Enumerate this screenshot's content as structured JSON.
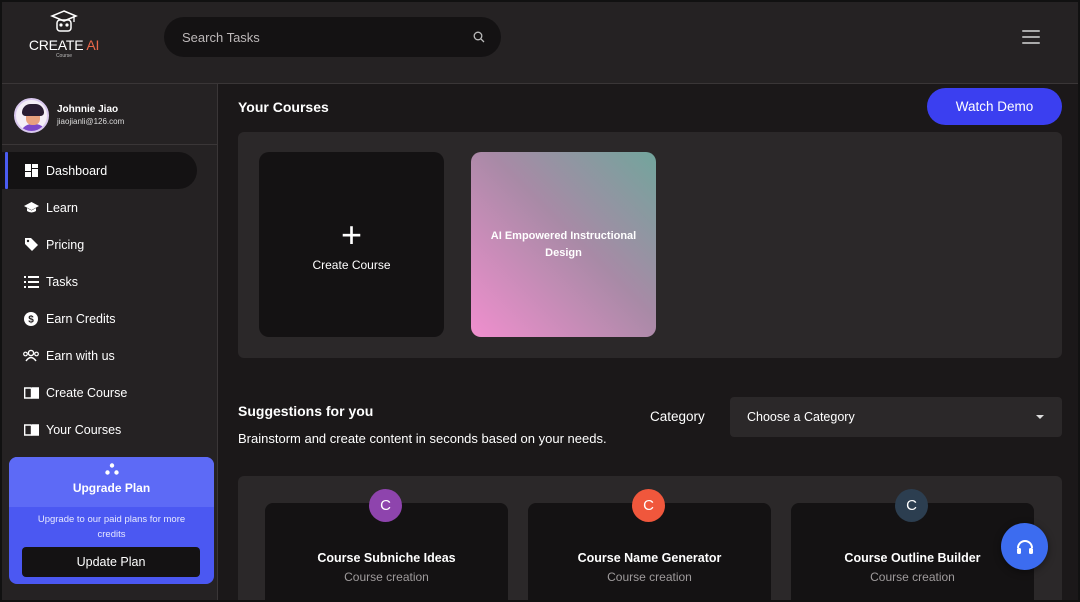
{
  "brand": {
    "name_main": "CREATE",
    "name_accent": "AI",
    "tagline": "Course"
  },
  "search": {
    "placeholder": "Search Tasks"
  },
  "user": {
    "name": "Johnnie Jiao",
    "email": "jiaojianli@126.com"
  },
  "sidebar": {
    "items": [
      {
        "label": "Dashboard",
        "icon": "dashboard-icon",
        "active": true
      },
      {
        "label": "Learn",
        "icon": "graduation-cap-icon"
      },
      {
        "label": "Pricing",
        "icon": "tag-icon"
      },
      {
        "label": "Tasks",
        "icon": "list-icon"
      },
      {
        "label": "Earn Credits",
        "icon": "dollar-circle-icon"
      },
      {
        "label": "Earn with us",
        "icon": "users-icon"
      },
      {
        "label": "Create Course",
        "icon": "book-open-icon"
      },
      {
        "label": "Your Courses",
        "icon": "book-open-icon"
      }
    ]
  },
  "upgrade": {
    "title": "Upgrade Plan",
    "description": "Upgrade to our paid plans for more credits",
    "button_label": "Update Plan",
    "icon": "nodes-icon"
  },
  "courses": {
    "title": "Your Courses",
    "watch_demo_label": "Watch Demo",
    "create_label": "Create Course",
    "items": [
      {
        "title": "AI Empowered Instructional Design"
      }
    ]
  },
  "suggestions": {
    "title": "Suggestions for you",
    "description": "Brainstorm and create content in seconds based on your needs.",
    "category_label": "Category",
    "category_select_value": "Choose a Category",
    "tools": [
      {
        "badge": "C",
        "badge_color": "#8e44ad",
        "title": "Course Subniche Ideas",
        "subtitle": "Course creation"
      },
      {
        "badge": "C",
        "badge_color": "#f0573c",
        "title": "Course Name Generator",
        "subtitle": "Course creation"
      },
      {
        "badge": "C",
        "badge_color": "#2c3e50",
        "title": "Course Outline Builder",
        "subtitle": "Course creation"
      }
    ]
  },
  "colors": {
    "accent": "#3b3ff0",
    "upgrade_bg": "#4b58f2",
    "panel_bg": "#2b2829",
    "card_bg": "#141213"
  }
}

------------------------------------------------

**What is needed**
Where a line contains the string "content", extract that line.

**Task solution**
Enumerate this screenshot's content as structured JSON.
    "description": "Brainstorm and create content in seconds based on your needs.",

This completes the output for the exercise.